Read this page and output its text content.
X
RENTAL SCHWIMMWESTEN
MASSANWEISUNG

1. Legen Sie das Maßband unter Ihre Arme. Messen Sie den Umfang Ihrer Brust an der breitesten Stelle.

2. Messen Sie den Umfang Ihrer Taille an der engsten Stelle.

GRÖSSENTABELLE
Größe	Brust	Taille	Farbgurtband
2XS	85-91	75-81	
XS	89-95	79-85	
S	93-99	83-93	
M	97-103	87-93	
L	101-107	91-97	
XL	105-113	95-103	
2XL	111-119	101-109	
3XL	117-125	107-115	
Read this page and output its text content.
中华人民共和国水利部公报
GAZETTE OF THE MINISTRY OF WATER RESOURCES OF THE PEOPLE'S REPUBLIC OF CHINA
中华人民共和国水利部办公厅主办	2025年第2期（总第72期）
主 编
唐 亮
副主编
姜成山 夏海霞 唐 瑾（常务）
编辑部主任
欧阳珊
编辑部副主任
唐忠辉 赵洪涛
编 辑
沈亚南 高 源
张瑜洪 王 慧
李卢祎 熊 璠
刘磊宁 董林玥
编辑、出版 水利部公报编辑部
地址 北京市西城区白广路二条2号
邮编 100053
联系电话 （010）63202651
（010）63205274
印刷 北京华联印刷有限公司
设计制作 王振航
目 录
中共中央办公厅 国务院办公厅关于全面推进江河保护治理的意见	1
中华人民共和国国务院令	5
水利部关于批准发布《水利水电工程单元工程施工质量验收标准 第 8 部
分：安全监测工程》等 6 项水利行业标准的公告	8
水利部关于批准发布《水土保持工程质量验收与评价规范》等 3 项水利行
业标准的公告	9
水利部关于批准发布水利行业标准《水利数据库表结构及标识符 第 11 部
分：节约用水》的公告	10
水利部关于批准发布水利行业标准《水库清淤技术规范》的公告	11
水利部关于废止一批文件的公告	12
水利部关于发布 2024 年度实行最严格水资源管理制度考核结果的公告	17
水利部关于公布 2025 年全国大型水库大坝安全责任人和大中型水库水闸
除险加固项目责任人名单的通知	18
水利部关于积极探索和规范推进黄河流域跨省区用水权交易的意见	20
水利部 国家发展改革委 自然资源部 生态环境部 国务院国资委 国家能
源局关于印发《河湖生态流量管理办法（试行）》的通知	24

- _STATED PROBLEM_: Your task is to repeat the data exactly; please include every line.

- _EXPECTED ANSWER_:
Read this page and output its text content.
X
RENTAL SCHWIMMWESTEN
MASSANWEISUNG

1. Legen Sie das Maßband unter Ihre Arme. Messen Sie den Umfang Ihrer Brust an der breitesten Stelle.

2. Messen Sie den Umfang Ihrer Taille an der engsten Stelle.

GRÖSSENTABELLE
Größe	Brust	Taille	Farbgurtband
2XS	85-91	75-81	
XS	89-95	79-85	
S	93-99	83-93	
M	97-103	87-93	
L	101-107	91-97	
XL	105-113	95-103	
2XL	111-119	101-109	
3XL	117-125	107-115	
Read this page and output its text content.
中华人民共和国水利部公报
GAZETTE OF THE MINISTRY OF WATER RESOURCES OF THE PEOPLE'S REPUBLIC OF CHINA
中华人民共和国水利部办公厅主办	2025年第2期（总第72期）
主 编
唐 亮
副主编
姜成山 夏海霞 唐 瑾（常务）
编辑部主任
欧阳珊
编辑部副主任
唐忠辉 赵洪涛
编 辑
沈亚南 高 源
张瑜洪 王 慧
李卢祎 熊 璠
刘磊宁 董林玥
编辑、出版 水利部公报编辑部
地址 北京市西城区白广路二条2号
邮编 100053
联系电话 （010）63202651
（010）63205274
印刷 北京华联印刷有限公司
设计制作 王振航
目 录
中共中央办公厅 国务院办公厅关于全面推进江河保护治理的意见	1
中华人民共和国国务院令	5
水利部关于批准发布《水利水电工程单元工程施工质量验收标准 第 8 部
分：安全监测工程》等 6 项水利行业标准的公告	8
水利部关于批准发布《水土保持工程质量验收与评价规范》等 3 项水利行
业标准的公告	9
水利部关于批准发布水利行业标准《水利数据库表结构及标识符 第 11 部
分：节约用水》的公告	10
水利部关于批准发布水利行业标准《水库清淤技术规范》的公告	11
水利部关于废止一批文件的公告	12
水利部关于发布 2024 年度实行最严格水资源管理制度考核结果的公告	17
水利部关于公布 2025 年全国大型水库大坝安全责任人和大中型水库水闸
除险加固项目责任人名单的通知	18
水利部关于积极探索和规范推进黄河流域跨省区用水权交易的意见	20
水利部 国家发展改革委 自然资源部 生态环境部 国务院国资委 国家能
源局关于印发《河湖生态流量管理办法（试行）》的通知	24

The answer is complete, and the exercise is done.